§ **Objective**
Retype all of the entries word for word.

§ **Figure dataset records**
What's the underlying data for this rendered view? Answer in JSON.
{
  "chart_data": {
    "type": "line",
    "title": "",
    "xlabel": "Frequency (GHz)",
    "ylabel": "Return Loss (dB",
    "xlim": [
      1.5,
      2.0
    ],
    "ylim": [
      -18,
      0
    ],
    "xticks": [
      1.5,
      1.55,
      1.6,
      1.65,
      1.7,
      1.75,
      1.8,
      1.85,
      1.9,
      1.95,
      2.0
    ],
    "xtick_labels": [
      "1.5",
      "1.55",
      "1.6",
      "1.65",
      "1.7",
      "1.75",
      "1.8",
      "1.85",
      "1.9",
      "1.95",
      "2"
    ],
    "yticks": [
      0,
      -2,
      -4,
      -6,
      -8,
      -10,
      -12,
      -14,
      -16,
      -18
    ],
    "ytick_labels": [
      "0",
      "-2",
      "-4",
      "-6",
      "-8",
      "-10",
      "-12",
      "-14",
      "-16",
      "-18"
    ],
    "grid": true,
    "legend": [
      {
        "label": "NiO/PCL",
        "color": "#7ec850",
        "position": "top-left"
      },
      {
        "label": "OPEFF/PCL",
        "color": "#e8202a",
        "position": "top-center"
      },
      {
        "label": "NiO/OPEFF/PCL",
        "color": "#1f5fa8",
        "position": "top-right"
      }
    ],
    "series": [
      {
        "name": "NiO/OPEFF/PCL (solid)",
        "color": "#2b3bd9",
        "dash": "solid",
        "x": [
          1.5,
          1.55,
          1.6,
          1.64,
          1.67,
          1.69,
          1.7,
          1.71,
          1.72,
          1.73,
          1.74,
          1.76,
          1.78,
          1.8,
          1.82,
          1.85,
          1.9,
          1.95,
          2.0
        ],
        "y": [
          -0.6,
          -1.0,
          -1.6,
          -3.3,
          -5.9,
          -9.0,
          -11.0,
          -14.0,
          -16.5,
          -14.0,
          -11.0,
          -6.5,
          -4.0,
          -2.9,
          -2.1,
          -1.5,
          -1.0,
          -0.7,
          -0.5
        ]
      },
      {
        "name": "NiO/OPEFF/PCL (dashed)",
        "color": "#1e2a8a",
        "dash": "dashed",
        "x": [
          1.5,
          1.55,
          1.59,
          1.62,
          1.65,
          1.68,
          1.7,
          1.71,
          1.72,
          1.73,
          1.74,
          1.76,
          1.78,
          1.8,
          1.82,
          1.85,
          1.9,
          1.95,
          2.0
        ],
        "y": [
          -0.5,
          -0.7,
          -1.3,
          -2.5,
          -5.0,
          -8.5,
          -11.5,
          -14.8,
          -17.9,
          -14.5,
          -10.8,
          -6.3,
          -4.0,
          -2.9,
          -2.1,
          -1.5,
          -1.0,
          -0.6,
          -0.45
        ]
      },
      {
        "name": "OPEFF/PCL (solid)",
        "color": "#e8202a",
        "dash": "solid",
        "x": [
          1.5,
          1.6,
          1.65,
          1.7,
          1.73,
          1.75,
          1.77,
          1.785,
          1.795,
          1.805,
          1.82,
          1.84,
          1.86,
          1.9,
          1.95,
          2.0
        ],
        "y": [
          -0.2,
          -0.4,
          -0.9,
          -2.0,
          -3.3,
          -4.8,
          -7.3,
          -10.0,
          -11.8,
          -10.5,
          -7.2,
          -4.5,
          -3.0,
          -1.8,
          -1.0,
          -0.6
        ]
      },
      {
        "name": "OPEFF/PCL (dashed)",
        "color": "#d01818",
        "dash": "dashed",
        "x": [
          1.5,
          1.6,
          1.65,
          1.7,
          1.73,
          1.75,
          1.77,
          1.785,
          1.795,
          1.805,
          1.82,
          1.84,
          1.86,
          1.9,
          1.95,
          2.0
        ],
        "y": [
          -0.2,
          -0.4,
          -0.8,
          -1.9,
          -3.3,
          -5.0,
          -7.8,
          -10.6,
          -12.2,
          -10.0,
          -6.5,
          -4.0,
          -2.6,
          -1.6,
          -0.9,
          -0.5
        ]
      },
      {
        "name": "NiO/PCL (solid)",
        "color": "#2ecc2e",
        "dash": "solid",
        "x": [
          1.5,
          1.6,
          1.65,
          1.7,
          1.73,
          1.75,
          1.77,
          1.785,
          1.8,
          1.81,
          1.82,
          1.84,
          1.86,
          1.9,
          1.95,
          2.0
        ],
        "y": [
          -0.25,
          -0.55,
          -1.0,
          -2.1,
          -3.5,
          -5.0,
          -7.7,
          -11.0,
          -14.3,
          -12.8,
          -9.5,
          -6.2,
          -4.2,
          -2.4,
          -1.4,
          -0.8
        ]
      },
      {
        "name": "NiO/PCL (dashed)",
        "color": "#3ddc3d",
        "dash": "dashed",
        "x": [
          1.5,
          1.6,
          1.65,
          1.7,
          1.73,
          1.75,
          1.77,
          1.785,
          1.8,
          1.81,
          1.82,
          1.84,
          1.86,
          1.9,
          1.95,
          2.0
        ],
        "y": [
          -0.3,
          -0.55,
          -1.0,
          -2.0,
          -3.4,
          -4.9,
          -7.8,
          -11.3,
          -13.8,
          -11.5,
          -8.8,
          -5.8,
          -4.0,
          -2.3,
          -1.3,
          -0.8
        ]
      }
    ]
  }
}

§ **Complete output**
What's the underlying data for this rendered view? Answer in JSON.
{
  "chart_data": {
    "type": "line",
    "title": "",
    "xlabel": "Frequency (GHz)",
    "ylabel": "Return Loss (dB",
    "xlim": [
      1.5,
      2.0
    ],
    "ylim": [
      -18,
      0
    ],
    "xticks": [
      1.5,
      1.55,
      1.6,
      1.65,
      1.7,
      1.75,
      1.8,
      1.85,
      1.9,
      1.95,
      2.0
    ],
    "xtick_labels": [
      "1.5",
      "1.55",
      "1.6",
      "1.65",
      "1.7",
      "1.75",
      "1.8",
      "1.85",
      "1.9",
      "1.95",
      "2"
    ],
    "yticks": [
      0,
      -2,
      -4,
      -6,
      -8,
      -10,
      -12,
      -14,
      -16,
      -18
    ],
    "ytick_labels": [
      "0",
      "-2",
      "-4",
      "-6",
      "-8",
      "-10",
      "-12",
      "-14",
      "-16",
      "-18"
    ],
    "grid": true,
    "legend": [
      {
        "label": "NiO/PCL",
        "color": "#7ec850",
        "position": "top-left"
      },
      {
        "label": "OPEFF/PCL",
        "color": "#e8202a",
        "position": "top-center"
      },
      {
        "label": "NiO/OPEFF/PCL",
        "color": "#1f5fa8",
        "position": "top-right"
      }
    ],
    "series": [
      {
        "name": "NiO/OPEFF/PCL (solid)",
        "color": "#2b3bd9",
        "dash": "solid",
        "x": [
          1.5,
          1.55,
          1.6,
          1.64,
          1.67,
          1.69,
          1.7,
          1.71,
          1.72,
          1.73,
          1.74,
          1.76,
          1.78,
          1.8,
          1.82,
          1.85,
          1.9,
          1.95,
          2.0
        ],
        "y": [
          -0.6,
          -1.0,
          -1.6,
          -3.3,
          -5.9,
          -9.0,
          -11.0,
          -14.0,
          -16.5,
          -14.0,
          -11.0,
          -6.5,
          -4.0,
          -2.9,
          -2.1,
          -1.5,
          -1.0,
          -0.7,
          -0.5
        ]
      },
      {
        "name": "NiO/OPEFF/PCL (dashed)",
        "color": "#1e2a8a",
        "dash": "dashed",
        "x": [
          1.5,
          1.55,
          1.59,
          1.62,
          1.65,
          1.68,
          1.7,
          1.71,
          1.72,
          1.73,
          1.74,
          1.76,
          1.78,
          1.8,
          1.82,
          1.85,
          1.9,
          1.95,
          2.0
        ],
        "y": [
          -0.5,
          -0.7,
          -1.3,
          -2.5,
          -5.0,
          -8.5,
          -11.5,
          -14.8,
          -17.9,
          -14.5,
          -10.8,
          -6.3,
          -4.0,
          -2.9,
          -2.1,
          -1.5,
          -1.0,
          -0.6,
          -0.45
        ]
      },
      {
        "name": "OPEFF/PCL (solid)",
        "color": "#e8202a",
        "dash": "solid",
        "x": [
          1.5,
          1.6,
          1.65,
          1.7,
          1.73,
          1.75,
          1.77,
          1.785,
          1.795,
          1.805,
          1.82,
          1.84,
          1.86,
          1.9,
          1.95,
          2.0
        ],
        "y": [
          -0.2,
          -0.4,
          -0.9,
          -2.0,
          -3.3,
          -4.8,
          -7.3,
          -10.0,
          -11.8,
          -10.5,
          -7.2,
          -4.5,
          -3.0,
          -1.8,
          -1.0,
          -0.6
        ]
      },
      {
        "name": "OPEFF/PCL (dashed)",
        "color": "#d01818",
        "dash": "dashed",
        "x": [
          1.5,
          1.6,
          1.65,
          1.7,
          1.73,
          1.75,
          1.77,
          1.785,
          1.795,
          1.805,
          1.82,
          1.84,
          1.86,
          1.9,
          1.95,
          2.0
        ],
        "y": [
          -0.2,
          -0.4,
          -0.8,
          -1.9,
          -3.3,
          -5.0,
          -7.8,
          -10.6,
          -12.2,
          -10.0,
          -6.5,
          -4.0,
          -2.6,
          -1.6,
          -0.9,
          -0.5
        ]
      },
      {
        "name": "NiO/PCL (solid)",
        "color": "#2ecc2e",
        "dash": "solid",
        "x": [
          1.5,
          1.6,
          1.65,
          1.7,
          1.73,
          1.75,
          1.77,
          1.785,
          1.8,
          1.81,
          1.82,
          1.84,
          1.86,
          1.9,
          1.95,
          2.0
        ],
        "y": [
          -0.25,
          -0.55,
          -1.0,
          -2.1,
          -3.5,
          -5.0,
          -7.7,
          -11.0,
          -14.3,
          -12.8,
          -9.5,
          -6.2,
          -4.2,
          -2.4,
          -1.4,
          -0.8
        ]
      },
      {
        "name": "NiO/PCL (dashed)",
        "color": "#3ddc3d",
        "dash": "dashed",
        "x": [
          1.5,
          1.6,
          1.65,
          1.7,
          1.73,
          1.75,
          1.77,
          1.785,
          1.8,
          1.81,
          1.82,
          1.84,
          1.86,
          1.9,
          1.95,
          2.0
        ],
        "y": [
          -0.3,
          -0.55,
          -1.0,
          -2.0,
          -3.4,
          -4.9,
          -7.8,
          -11.3,
          -13.8,
          -11.5,
          -8.8,
          -5.8,
          -4.0,
          -2.3,
          -1.3,
          -0.8
        ]
      }
    ]
  }
}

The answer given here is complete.